Source records:
+--
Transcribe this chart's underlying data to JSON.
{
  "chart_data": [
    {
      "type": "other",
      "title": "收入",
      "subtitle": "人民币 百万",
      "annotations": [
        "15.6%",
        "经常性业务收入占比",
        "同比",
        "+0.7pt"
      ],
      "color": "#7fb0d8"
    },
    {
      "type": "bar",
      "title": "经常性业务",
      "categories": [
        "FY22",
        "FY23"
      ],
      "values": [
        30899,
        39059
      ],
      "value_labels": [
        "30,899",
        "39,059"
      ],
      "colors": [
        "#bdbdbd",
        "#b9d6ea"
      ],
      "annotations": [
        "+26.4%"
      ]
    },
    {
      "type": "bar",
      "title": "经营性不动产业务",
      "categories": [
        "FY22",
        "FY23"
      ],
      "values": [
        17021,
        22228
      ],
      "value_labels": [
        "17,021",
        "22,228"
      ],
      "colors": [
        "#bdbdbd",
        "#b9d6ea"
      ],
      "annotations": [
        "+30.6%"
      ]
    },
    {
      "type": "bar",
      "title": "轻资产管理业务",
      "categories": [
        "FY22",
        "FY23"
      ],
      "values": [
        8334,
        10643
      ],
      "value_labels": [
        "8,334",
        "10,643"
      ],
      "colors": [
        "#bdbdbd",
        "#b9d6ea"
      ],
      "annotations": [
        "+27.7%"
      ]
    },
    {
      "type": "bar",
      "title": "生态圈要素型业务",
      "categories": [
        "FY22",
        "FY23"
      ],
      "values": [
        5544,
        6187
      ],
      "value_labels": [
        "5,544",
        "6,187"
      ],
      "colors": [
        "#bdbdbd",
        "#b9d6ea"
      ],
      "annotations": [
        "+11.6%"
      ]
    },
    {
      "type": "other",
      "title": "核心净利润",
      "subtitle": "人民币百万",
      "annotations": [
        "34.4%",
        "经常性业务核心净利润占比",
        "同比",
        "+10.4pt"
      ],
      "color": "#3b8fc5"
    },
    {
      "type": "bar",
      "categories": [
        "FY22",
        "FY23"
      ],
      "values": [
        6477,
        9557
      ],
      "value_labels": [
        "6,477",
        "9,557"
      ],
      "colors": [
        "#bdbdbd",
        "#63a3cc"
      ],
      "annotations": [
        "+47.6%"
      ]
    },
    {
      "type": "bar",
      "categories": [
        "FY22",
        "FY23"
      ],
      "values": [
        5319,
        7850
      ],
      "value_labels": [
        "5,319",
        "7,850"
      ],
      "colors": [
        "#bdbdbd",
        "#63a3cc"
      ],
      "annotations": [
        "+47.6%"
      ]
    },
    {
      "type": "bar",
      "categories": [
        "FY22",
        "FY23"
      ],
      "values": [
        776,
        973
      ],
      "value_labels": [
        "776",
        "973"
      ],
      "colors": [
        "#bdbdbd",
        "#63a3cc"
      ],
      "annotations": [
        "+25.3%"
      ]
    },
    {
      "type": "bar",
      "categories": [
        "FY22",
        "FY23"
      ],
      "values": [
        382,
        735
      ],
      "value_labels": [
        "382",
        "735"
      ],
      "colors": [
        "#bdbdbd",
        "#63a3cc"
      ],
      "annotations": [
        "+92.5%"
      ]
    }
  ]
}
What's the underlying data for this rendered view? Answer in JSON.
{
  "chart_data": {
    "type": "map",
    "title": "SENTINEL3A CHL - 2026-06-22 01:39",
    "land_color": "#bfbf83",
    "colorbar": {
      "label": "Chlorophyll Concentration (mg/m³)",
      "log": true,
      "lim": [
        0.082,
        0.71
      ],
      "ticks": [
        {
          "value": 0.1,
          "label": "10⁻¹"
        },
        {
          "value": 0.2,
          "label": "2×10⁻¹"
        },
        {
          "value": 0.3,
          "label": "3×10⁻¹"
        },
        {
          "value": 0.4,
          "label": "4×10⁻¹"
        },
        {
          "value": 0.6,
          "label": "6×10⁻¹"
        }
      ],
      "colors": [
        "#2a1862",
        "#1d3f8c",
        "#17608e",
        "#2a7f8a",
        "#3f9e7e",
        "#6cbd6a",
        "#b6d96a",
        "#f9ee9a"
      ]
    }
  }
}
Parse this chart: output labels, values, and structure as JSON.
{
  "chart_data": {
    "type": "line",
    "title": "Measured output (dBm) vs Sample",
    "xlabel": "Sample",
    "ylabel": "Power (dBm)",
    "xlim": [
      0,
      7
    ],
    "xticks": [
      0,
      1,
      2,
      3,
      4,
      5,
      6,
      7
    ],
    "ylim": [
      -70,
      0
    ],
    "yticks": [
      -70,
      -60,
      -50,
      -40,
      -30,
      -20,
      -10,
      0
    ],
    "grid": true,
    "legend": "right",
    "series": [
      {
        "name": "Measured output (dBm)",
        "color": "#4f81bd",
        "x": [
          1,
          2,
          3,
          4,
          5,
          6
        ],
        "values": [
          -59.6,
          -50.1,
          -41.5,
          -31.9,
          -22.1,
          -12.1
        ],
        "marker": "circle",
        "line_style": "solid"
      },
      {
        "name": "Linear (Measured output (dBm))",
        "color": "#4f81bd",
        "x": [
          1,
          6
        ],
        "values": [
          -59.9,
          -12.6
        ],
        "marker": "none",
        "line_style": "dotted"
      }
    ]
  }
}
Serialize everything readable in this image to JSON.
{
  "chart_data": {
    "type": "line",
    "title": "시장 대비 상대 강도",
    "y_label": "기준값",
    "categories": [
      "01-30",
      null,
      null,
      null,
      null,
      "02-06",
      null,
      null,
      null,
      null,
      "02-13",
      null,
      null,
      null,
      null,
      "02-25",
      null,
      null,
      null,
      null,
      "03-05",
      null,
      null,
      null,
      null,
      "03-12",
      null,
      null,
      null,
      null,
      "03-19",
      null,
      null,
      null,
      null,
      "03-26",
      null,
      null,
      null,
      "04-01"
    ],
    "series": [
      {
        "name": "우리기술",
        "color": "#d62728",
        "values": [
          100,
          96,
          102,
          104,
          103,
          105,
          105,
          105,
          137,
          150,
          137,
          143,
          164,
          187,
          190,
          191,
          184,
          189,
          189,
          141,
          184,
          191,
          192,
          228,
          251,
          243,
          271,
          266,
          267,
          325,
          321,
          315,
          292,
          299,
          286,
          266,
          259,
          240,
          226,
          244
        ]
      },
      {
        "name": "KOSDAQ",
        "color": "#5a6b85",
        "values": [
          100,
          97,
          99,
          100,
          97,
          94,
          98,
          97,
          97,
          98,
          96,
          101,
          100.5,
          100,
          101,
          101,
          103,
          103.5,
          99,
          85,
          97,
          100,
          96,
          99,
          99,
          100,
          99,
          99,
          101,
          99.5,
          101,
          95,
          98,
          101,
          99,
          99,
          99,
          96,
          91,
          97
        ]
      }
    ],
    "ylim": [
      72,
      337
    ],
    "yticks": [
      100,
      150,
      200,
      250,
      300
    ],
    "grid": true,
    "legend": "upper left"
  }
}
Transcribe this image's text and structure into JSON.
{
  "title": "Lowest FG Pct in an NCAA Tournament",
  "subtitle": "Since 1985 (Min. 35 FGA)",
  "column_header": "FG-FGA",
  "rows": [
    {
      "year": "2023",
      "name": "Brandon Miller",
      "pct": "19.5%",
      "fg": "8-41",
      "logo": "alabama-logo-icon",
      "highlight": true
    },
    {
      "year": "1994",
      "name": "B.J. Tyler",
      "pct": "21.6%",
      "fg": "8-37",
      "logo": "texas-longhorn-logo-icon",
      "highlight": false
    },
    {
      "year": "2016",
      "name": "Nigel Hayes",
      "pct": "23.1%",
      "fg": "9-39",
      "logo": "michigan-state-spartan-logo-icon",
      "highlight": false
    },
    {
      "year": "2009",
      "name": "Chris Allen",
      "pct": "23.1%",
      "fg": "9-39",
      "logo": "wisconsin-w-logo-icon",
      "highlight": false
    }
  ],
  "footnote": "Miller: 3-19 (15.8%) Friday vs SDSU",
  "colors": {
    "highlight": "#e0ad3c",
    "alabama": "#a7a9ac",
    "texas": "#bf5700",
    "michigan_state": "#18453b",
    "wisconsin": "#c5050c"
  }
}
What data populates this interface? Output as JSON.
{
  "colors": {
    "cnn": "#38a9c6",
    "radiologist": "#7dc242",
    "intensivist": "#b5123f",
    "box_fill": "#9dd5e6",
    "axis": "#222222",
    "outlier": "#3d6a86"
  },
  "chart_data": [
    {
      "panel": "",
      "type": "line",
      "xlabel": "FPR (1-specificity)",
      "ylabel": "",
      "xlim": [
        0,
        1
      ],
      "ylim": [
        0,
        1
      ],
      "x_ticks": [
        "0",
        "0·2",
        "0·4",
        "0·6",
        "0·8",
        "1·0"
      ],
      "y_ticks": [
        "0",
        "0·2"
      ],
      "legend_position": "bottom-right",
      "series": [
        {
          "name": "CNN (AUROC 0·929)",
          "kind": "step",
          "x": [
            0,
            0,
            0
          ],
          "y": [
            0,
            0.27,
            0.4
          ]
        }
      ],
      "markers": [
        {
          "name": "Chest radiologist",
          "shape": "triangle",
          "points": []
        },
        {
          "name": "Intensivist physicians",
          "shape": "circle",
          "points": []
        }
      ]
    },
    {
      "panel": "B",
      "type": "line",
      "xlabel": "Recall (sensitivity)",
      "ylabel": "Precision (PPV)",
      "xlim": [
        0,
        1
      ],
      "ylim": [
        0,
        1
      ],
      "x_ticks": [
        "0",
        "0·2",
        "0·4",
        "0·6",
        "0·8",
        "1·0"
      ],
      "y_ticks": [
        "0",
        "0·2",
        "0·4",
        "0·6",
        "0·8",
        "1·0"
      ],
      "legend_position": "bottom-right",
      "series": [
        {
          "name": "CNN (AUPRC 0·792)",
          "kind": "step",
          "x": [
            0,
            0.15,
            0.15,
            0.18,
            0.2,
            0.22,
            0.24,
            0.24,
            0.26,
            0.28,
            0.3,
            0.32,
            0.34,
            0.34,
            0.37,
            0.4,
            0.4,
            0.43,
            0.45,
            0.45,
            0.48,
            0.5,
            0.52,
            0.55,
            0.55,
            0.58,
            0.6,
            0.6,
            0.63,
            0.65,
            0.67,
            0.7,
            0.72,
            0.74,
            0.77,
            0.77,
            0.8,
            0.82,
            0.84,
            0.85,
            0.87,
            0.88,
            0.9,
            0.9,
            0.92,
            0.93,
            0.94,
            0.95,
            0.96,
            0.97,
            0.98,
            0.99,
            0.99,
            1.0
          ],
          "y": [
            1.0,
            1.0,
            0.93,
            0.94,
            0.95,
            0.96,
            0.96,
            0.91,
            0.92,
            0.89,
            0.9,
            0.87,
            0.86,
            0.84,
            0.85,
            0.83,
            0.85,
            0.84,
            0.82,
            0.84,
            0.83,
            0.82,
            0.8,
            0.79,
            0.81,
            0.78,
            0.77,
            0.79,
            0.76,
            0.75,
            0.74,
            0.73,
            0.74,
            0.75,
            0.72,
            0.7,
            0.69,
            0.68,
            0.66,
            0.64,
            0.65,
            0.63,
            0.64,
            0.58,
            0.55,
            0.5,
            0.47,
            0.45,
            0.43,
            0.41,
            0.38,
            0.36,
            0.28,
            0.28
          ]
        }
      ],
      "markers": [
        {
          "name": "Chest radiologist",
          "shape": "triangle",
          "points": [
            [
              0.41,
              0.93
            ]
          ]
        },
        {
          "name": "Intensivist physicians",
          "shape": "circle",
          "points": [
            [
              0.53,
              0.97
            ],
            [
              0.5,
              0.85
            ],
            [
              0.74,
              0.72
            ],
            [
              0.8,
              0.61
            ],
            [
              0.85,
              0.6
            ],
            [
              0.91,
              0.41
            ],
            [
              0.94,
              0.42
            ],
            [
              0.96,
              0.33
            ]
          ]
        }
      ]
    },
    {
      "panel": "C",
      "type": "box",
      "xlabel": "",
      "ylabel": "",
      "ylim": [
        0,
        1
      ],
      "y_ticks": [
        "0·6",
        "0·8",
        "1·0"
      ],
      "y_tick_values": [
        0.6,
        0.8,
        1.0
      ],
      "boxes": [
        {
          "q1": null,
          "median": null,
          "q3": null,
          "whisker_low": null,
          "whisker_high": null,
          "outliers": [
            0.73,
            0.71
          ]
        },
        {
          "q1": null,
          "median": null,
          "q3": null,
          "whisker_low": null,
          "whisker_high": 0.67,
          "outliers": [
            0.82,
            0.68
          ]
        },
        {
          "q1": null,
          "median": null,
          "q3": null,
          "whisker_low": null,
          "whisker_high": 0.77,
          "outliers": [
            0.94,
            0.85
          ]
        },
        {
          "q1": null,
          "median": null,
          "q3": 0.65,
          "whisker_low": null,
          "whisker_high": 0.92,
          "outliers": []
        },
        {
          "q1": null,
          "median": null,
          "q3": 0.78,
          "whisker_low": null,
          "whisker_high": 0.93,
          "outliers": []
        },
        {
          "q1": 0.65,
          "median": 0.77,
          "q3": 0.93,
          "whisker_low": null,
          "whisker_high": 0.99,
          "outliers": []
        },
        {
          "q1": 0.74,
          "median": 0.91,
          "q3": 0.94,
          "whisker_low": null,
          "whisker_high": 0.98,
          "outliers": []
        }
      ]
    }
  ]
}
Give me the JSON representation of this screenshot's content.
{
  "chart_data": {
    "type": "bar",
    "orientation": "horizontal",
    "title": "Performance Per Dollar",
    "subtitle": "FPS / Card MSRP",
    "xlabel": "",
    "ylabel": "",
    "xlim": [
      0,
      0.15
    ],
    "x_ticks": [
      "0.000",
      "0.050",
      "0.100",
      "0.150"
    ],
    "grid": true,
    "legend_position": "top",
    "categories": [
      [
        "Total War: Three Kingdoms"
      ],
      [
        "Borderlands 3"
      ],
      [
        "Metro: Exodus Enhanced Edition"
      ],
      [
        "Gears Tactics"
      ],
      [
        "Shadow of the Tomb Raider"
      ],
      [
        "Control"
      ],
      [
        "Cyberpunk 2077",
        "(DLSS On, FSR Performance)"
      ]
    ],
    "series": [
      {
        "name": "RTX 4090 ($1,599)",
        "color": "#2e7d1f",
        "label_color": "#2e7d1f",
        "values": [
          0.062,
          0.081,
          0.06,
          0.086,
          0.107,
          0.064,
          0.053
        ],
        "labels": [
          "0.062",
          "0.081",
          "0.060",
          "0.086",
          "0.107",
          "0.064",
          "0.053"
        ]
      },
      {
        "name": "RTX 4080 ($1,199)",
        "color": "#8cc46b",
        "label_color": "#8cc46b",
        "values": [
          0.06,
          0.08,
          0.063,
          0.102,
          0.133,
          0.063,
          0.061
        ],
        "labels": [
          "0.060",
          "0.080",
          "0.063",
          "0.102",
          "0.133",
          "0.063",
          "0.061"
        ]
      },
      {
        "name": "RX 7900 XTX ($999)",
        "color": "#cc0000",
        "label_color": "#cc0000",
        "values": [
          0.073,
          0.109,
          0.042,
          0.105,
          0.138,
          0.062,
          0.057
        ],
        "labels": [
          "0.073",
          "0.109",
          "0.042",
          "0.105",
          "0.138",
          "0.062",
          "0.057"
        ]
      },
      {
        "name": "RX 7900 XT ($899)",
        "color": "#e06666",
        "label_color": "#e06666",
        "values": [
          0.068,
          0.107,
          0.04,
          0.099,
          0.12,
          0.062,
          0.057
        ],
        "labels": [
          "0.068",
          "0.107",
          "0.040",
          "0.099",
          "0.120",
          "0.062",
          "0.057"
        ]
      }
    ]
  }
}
+--
Copy out each line in the listing that has the word "underlying".

**Answer for this exercise:**
Transcribe this chart's underlying data to JSON.
What's the underlying data for this rendered view? Answer in JSON.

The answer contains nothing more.